[Records from a dataset]

::::

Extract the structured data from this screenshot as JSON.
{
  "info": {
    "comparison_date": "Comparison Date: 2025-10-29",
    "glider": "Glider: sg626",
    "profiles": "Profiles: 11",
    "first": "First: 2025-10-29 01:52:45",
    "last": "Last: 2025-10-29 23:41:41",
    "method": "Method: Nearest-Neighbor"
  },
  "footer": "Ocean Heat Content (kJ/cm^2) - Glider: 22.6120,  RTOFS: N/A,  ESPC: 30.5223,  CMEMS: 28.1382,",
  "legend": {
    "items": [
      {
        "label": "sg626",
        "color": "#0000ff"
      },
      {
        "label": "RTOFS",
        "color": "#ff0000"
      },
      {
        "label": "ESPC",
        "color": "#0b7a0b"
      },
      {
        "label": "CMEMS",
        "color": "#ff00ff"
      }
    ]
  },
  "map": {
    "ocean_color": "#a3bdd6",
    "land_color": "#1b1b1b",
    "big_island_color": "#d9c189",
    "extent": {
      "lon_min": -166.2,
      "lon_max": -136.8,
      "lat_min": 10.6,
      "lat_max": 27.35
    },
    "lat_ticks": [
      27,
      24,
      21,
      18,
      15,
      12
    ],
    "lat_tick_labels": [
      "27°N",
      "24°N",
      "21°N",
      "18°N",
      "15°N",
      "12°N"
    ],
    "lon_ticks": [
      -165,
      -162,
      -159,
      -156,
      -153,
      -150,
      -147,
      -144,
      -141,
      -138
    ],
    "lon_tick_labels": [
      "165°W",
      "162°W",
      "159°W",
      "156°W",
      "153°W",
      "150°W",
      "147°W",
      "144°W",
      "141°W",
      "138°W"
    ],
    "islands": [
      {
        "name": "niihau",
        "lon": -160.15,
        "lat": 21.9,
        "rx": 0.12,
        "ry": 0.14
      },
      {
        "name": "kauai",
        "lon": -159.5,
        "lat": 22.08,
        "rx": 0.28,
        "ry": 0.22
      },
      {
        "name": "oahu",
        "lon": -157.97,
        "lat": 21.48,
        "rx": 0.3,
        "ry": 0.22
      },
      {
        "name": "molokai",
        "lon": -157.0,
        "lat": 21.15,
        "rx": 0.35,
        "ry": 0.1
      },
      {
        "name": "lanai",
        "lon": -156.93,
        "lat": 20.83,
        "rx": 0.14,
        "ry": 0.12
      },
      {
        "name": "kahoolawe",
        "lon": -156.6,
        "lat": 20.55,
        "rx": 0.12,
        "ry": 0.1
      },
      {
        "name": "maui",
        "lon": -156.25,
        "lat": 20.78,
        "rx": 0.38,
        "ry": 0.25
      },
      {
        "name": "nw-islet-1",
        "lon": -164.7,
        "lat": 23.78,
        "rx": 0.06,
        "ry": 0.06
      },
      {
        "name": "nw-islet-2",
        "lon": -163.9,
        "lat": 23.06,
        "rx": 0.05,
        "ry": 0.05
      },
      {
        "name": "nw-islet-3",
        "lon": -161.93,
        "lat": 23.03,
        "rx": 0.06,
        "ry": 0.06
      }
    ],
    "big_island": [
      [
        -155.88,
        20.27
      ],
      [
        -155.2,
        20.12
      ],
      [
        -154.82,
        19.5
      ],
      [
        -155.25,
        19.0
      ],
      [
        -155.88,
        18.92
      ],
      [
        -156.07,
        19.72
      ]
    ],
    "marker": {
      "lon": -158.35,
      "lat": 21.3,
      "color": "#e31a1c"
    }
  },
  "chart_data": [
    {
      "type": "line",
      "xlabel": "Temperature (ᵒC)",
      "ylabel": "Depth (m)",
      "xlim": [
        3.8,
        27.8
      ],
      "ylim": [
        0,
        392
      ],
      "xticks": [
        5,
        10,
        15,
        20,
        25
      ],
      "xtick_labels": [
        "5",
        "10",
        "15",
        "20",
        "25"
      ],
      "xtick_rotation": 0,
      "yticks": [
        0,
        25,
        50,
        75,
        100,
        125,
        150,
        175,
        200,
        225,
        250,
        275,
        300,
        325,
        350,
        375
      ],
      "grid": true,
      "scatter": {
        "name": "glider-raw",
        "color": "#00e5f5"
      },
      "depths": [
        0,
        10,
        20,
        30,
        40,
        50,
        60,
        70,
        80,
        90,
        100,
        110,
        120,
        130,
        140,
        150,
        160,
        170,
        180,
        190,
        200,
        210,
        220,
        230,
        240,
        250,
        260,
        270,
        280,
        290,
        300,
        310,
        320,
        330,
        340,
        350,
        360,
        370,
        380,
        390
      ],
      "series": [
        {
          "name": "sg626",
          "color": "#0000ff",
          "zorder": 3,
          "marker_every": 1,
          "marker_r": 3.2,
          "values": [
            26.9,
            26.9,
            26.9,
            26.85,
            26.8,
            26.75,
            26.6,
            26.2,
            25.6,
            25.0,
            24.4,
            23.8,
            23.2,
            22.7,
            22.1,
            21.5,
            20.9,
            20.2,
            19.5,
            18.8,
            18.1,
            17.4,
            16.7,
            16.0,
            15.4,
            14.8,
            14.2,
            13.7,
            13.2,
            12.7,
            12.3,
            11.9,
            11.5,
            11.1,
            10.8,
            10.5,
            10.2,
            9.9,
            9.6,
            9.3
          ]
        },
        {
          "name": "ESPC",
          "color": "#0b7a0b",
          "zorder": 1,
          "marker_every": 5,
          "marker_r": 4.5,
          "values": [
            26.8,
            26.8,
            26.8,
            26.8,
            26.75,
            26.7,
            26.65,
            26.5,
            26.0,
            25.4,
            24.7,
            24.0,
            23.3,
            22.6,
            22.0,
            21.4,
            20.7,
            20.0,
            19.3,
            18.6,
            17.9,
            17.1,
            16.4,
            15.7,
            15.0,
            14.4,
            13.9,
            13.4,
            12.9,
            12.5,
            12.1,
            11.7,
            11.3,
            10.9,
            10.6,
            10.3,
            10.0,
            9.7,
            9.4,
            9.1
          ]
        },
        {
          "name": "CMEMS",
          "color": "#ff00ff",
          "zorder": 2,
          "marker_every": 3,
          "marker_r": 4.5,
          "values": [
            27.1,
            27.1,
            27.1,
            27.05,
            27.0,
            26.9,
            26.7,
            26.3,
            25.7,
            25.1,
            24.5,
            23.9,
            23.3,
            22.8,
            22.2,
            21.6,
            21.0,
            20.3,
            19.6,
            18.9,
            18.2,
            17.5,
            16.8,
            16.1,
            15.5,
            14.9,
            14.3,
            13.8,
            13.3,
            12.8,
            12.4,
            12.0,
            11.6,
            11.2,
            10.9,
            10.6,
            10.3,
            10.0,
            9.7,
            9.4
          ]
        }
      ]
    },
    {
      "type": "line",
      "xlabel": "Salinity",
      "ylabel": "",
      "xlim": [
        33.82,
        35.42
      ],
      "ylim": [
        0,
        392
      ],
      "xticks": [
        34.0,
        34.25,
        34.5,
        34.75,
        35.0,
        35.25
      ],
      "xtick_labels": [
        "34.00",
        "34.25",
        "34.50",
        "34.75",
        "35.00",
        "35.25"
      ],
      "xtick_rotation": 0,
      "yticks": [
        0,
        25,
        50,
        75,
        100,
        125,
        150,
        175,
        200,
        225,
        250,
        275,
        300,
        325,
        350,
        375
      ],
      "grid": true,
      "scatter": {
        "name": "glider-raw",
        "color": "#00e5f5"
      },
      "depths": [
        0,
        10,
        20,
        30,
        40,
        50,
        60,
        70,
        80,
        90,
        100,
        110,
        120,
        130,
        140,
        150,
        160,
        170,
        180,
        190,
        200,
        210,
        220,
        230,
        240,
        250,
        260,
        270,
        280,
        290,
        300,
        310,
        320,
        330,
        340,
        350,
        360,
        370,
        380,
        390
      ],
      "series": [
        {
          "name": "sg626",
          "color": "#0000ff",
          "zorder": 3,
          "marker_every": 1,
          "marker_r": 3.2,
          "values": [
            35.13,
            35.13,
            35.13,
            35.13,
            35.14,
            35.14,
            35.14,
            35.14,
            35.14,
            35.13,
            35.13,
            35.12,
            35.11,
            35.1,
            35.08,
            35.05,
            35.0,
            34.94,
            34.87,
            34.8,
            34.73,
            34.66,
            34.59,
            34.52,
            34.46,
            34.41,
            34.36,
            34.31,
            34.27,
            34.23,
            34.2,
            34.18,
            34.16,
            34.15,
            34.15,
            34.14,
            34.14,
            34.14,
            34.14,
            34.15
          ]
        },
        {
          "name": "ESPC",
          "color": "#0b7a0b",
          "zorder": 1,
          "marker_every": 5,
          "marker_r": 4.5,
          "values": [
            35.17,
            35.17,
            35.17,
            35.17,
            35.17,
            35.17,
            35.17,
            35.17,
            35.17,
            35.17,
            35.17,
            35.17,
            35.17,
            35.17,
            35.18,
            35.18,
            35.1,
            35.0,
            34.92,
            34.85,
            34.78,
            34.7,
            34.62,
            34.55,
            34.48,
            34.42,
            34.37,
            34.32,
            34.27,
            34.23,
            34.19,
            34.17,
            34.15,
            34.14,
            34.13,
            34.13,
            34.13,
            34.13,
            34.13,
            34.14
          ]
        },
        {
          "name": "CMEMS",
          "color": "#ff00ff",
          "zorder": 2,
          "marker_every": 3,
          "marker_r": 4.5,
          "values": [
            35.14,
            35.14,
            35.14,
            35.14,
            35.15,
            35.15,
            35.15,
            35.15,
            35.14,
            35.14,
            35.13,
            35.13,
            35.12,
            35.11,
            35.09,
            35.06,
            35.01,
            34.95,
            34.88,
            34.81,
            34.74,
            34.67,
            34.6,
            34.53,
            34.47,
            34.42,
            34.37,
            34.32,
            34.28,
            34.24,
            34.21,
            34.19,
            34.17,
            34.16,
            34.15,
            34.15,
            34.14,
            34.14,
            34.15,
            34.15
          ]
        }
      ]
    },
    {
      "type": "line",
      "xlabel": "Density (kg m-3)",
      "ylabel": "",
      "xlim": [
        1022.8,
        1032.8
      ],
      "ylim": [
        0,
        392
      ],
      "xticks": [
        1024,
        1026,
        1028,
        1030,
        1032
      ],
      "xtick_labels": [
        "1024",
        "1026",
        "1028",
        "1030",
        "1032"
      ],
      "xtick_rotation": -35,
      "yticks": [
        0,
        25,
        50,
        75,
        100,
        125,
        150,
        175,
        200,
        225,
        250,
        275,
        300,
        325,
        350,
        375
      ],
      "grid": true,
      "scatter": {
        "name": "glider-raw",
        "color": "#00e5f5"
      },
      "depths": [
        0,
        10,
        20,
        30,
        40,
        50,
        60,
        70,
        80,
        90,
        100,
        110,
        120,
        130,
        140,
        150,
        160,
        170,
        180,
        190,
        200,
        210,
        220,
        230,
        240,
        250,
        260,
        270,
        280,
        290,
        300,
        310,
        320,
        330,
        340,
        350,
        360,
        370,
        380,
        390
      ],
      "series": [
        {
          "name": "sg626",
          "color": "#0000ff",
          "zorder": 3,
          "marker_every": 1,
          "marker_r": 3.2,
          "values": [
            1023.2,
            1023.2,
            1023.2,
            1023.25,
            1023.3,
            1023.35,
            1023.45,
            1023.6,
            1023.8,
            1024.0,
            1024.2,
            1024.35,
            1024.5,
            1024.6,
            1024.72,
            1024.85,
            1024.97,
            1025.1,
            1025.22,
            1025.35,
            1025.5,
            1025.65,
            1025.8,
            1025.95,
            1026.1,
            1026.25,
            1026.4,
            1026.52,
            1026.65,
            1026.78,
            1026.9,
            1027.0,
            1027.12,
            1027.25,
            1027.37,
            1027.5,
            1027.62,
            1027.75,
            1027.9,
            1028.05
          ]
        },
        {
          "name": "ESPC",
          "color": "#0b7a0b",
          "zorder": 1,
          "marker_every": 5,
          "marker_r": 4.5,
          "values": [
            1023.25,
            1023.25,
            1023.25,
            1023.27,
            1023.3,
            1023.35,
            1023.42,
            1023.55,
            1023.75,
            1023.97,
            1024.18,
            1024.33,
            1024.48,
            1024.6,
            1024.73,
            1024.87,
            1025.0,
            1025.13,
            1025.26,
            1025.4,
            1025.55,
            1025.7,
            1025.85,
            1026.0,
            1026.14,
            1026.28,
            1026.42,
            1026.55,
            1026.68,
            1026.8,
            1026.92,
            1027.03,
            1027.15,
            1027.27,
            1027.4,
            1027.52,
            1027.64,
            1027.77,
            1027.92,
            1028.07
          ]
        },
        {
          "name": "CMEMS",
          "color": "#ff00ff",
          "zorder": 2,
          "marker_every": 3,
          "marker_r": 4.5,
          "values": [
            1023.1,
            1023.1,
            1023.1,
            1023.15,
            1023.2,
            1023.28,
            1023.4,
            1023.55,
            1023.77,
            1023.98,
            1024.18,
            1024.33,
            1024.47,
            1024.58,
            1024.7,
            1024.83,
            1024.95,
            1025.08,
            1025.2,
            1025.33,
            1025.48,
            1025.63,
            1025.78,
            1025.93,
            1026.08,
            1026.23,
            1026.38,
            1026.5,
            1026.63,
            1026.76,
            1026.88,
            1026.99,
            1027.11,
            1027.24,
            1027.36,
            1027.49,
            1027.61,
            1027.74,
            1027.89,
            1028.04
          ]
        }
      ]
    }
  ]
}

::::

■ **What is expected**:
Tally the lines that hold the string "RTOFS" and state the total, nothing more.

■ **Solution to this problem**:
2